• _OBJECTIVE_
Check each line for the string "title". Give only the count of lines that have it.

• _WORKING DATA_
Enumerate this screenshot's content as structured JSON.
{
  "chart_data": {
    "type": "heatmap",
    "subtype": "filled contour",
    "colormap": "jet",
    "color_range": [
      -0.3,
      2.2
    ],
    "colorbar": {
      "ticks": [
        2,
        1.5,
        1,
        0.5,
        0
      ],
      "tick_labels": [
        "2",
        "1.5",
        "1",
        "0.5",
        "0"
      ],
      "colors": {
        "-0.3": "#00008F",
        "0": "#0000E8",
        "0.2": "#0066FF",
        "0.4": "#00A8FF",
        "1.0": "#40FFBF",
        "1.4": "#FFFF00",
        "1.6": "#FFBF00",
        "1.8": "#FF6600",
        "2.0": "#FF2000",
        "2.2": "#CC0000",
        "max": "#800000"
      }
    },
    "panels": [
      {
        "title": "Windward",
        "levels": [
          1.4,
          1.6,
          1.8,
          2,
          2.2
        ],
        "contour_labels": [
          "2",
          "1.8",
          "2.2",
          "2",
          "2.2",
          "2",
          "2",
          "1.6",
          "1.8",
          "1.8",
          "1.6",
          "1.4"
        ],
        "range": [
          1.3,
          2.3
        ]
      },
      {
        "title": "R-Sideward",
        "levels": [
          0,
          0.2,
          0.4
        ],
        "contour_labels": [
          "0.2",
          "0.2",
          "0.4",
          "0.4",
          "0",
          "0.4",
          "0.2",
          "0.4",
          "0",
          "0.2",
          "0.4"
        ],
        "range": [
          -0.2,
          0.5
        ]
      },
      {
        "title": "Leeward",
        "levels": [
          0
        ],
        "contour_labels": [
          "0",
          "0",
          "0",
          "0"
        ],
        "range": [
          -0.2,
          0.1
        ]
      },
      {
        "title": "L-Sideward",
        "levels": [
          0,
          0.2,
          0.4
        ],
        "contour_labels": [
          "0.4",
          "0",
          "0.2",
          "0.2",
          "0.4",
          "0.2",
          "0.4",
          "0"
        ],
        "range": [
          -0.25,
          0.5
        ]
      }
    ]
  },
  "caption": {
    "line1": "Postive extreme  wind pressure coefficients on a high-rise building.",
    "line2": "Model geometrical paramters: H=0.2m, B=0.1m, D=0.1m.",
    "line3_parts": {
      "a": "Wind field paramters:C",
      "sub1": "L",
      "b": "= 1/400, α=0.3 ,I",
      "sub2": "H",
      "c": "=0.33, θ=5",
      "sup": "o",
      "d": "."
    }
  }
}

• _EXERCISE RESPONSE_
4